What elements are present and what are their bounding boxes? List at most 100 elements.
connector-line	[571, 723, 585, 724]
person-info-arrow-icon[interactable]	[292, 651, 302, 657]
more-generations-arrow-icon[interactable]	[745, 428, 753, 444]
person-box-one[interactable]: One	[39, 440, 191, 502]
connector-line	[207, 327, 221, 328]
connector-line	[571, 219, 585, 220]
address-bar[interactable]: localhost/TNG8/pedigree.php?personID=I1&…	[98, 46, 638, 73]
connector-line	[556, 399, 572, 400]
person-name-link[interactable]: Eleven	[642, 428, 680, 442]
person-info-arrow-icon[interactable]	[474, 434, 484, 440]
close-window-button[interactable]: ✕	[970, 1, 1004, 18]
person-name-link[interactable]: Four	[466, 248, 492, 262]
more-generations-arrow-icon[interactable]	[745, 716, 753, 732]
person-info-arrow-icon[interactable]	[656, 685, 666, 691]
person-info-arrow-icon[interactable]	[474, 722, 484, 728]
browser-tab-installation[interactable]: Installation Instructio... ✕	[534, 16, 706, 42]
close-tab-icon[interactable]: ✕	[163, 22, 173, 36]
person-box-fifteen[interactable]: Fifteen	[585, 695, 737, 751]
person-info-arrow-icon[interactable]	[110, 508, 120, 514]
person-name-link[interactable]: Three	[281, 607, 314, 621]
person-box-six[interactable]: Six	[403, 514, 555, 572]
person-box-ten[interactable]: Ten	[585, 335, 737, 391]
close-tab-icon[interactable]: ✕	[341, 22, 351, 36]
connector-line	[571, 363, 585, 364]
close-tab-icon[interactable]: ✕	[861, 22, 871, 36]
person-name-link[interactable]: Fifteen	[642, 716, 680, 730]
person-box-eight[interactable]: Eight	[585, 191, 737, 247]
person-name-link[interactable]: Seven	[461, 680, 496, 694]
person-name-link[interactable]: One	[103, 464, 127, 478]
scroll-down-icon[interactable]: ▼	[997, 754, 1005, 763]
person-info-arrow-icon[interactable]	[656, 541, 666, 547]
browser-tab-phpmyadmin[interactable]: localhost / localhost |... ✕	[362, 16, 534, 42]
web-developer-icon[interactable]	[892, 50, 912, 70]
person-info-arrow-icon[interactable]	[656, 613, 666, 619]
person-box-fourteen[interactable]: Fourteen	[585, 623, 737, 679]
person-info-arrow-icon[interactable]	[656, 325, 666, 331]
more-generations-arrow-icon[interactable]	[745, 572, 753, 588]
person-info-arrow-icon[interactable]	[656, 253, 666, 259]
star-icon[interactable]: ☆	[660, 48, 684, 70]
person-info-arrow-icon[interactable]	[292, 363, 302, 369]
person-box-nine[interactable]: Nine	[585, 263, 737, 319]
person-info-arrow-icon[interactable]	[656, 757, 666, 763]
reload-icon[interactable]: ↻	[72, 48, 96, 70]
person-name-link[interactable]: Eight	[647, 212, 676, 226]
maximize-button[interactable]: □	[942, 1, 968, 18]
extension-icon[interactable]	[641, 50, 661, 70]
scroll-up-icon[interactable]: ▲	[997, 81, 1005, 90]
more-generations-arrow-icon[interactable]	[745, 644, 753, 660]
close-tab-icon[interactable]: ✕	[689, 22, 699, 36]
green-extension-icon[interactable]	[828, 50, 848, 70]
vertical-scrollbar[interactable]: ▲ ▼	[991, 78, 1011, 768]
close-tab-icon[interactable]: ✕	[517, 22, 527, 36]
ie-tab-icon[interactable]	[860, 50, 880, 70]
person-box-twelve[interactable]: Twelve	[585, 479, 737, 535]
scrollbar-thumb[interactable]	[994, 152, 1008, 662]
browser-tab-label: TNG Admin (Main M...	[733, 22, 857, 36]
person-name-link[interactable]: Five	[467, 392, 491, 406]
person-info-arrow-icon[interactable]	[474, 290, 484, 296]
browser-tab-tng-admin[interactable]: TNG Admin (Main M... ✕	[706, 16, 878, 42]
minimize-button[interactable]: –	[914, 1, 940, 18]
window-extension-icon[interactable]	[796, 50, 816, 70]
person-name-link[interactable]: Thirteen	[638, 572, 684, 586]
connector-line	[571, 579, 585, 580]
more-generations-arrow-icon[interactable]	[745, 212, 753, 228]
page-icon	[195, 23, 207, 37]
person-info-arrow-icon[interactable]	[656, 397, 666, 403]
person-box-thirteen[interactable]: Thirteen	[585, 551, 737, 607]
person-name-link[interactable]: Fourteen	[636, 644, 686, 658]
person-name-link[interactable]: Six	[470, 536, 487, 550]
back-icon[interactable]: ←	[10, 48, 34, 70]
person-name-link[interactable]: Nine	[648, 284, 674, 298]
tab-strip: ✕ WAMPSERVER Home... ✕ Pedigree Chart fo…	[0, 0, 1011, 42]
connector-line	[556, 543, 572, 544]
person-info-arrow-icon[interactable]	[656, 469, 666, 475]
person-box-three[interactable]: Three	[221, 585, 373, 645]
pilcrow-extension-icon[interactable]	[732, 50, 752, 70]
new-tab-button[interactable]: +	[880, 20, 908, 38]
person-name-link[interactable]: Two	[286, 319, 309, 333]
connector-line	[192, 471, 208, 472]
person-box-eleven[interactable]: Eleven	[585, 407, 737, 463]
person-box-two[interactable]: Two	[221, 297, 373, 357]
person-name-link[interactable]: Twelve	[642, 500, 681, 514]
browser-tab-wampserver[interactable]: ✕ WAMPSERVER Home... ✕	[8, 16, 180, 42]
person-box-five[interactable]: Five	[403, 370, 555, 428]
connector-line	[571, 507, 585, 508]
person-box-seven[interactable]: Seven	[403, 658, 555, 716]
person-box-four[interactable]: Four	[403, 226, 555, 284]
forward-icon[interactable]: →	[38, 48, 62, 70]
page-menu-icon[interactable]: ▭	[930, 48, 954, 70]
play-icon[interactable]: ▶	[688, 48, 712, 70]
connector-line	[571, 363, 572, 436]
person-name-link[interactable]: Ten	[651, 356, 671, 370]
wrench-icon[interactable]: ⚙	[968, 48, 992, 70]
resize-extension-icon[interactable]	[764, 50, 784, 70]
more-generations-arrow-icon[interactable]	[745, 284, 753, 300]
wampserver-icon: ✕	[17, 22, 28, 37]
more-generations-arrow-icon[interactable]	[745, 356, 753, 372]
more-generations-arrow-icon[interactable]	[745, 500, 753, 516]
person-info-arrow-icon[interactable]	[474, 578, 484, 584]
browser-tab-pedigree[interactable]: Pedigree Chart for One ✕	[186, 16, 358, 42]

_ _ _ _ _ _ _

▶ **Stated goal**
Reproduce every one of the entries above verbatim, line by line.

▶ **Output for this exercise**
What elements are present and what are their bounding boxes? List at most 100 elements.
connector-line	[571, 723, 585, 724]
person-info-arrow-icon[interactable]	[292, 651, 302, 657]
more-generations-arrow-icon[interactable]	[745, 428, 753, 444]
person-box-one[interactable]: One	[39, 440, 191, 502]
connector-line	[207, 327, 221, 328]
connector-line	[571, 219, 585, 220]
address-bar[interactable]: localhost/TNG8/pedigree.php?personID=I1&…	[98, 46, 638, 73]
connector-line	[556, 399, 572, 400]
person-name-link[interactable]: Eleven	[642, 428, 680, 442]
person-info-arrow-icon[interactable]	[474, 434, 484, 440]
close-window-button[interactable]: ✕	[970, 1, 1004, 18]
person-name-link[interactable]: Four	[466, 248, 492, 262]
more-generations-arrow-icon[interactable]	[745, 716, 753, 732]
person-info-arrow-icon[interactable]	[656, 685, 666, 691]
person-info-arrow-icon[interactable]	[474, 722, 484, 728]
browser-tab-installation[interactable]: Installation Instructio... ✕	[534, 16, 706, 42]
close-tab-icon[interactable]: ✕	[163, 22, 173, 36]
person-box-fifteen[interactable]: Fifteen	[585, 695, 737, 751]
person-info-arrow-icon[interactable]	[110, 508, 120, 514]
person-name-link[interactable]: Three	[281, 607, 314, 621]
person-box-six[interactable]: Six	[403, 514, 555, 572]
person-box-ten[interactable]: Ten	[585, 335, 737, 391]
close-tab-icon[interactable]: ✕	[341, 22, 351, 36]
connector-line	[571, 363, 585, 364]
close-tab-icon[interactable]: ✕	[861, 22, 871, 36]
person-name-link[interactable]: Fifteen	[642, 716, 680, 730]
person-box-eight[interactable]: Eight	[585, 191, 737, 247]
person-name-link[interactable]: Seven	[461, 680, 496, 694]
person-name-link[interactable]: One	[103, 464, 127, 478]
scroll-down-icon[interactable]: ▼	[997, 754, 1005, 763]
person-info-arrow-icon[interactable]	[656, 541, 666, 547]
browser-tab-phpmyadmin[interactable]: localhost / localhost |... ✕	[362, 16, 534, 42]
web-developer-icon[interactable]	[892, 50, 912, 70]
person-info-arrow-icon[interactable]	[656, 613, 666, 619]
person-box-fourteen[interactable]: Fourteen	[585, 623, 737, 679]
person-info-arrow-icon[interactable]	[656, 325, 666, 331]
more-generations-arrow-icon[interactable]	[745, 572, 753, 588]
person-info-arrow-icon[interactable]	[656, 253, 666, 259]
star-icon[interactable]: ☆	[660, 48, 684, 70]
person-info-arrow-icon[interactable]	[292, 363, 302, 369]
person-box-nine[interactable]: Nine	[585, 263, 737, 319]
person-info-arrow-icon[interactable]	[656, 757, 666, 763]
reload-icon[interactable]: ↻	[72, 48, 96, 70]
person-name-link[interactable]: Eight	[647, 212, 676, 226]
maximize-button[interactable]: □	[942, 1, 968, 18]
extension-icon[interactable]	[641, 50, 661, 70]
scroll-up-icon[interactable]: ▲	[997, 81, 1005, 90]
more-generations-arrow-icon[interactable]	[745, 644, 753, 660]
close-tab-icon[interactable]: ✕	[689, 22, 699, 36]
green-extension-icon[interactable]	[828, 50, 848, 70]
vertical-scrollbar[interactable]: ▲ ▼	[991, 78, 1011, 768]
close-tab-icon[interactable]: ✕	[517, 22, 527, 36]
ie-tab-icon[interactable]	[860, 50, 880, 70]
person-box-twelve[interactable]: Twelve	[585, 479, 737, 535]
scrollbar-thumb[interactable]	[994, 152, 1008, 662]
browser-tab-label: TNG Admin (Main M...	[733, 22, 857, 36]
person-name-link[interactable]: Five	[467, 392, 491, 406]
person-info-arrow-icon[interactable]	[474, 290, 484, 296]
browser-tab-tng-admin[interactable]: TNG Admin (Main M... ✕	[706, 16, 878, 42]
minimize-button[interactable]: –	[914, 1, 940, 18]
window-extension-icon[interactable]	[796, 50, 816, 70]
person-name-link[interactable]: Thirteen	[638, 572, 684, 586]
connector-line	[571, 579, 585, 580]
more-generations-arrow-icon[interactable]	[745, 212, 753, 228]
page-icon	[195, 23, 207, 37]
person-info-arrow-icon[interactable]	[656, 397, 666, 403]
person-box-thirteen[interactable]: Thirteen	[585, 551, 737, 607]
person-name-link[interactable]: Fourteen	[636, 644, 686, 658]
person-name-link[interactable]: Six	[470, 536, 487, 550]
back-icon[interactable]: ←	[10, 48, 34, 70]
person-name-link[interactable]: Nine	[648, 284, 674, 298]
tab-strip: ✕ WAMPSERVER Home... ✕ Pedigree Chart fo…	[0, 0, 1011, 42]
connector-line	[556, 543, 572, 544]
person-info-arrow-icon[interactable]	[656, 469, 666, 475]
person-box-three[interactable]: Three	[221, 585, 373, 645]
pilcrow-extension-icon[interactable]	[732, 50, 752, 70]
new-tab-button[interactable]: +	[880, 20, 908, 38]
person-name-link[interactable]: Two	[286, 319, 309, 333]
connector-line	[192, 471, 208, 472]
person-box-eleven[interactable]: Eleven	[585, 407, 737, 463]
person-box-two[interactable]: Two	[221, 297, 373, 357]
person-name-link[interactable]: Twelve	[642, 500, 681, 514]
browser-tab-wampserver[interactable]: ✕ WAMPSERVER Home... ✕	[8, 16, 180, 42]
person-box-five[interactable]: Five	[403, 370, 555, 428]
connector-line	[571, 507, 585, 508]
person-box-seven[interactable]: Seven	[403, 658, 555, 716]
person-box-four[interactable]: Four	[403, 226, 555, 284]
forward-icon[interactable]: →	[38, 48, 62, 70]
page-menu-icon[interactable]: ▭	[930, 48, 954, 70]
play-icon[interactable]: ▶	[688, 48, 712, 70]
connector-line	[571, 363, 572, 436]
person-name-link[interactable]: Ten	[651, 356, 671, 370]
wrench-icon[interactable]: ⚙	[968, 48, 992, 70]
resize-extension-icon[interactable]	[764, 50, 784, 70]
more-generations-arrow-icon[interactable]	[745, 284, 753, 300]
wampserver-icon: ✕	[17, 22, 28, 37]
more-generations-arrow-icon[interactable]	[745, 356, 753, 372]
more-generations-arrow-icon[interactable]	[745, 500, 753, 516]
person-info-arrow-icon[interactable]	[474, 578, 484, 584]
browser-tab-pedigree[interactable]: Pedigree Chart for One ✕	[186, 16, 358, 42]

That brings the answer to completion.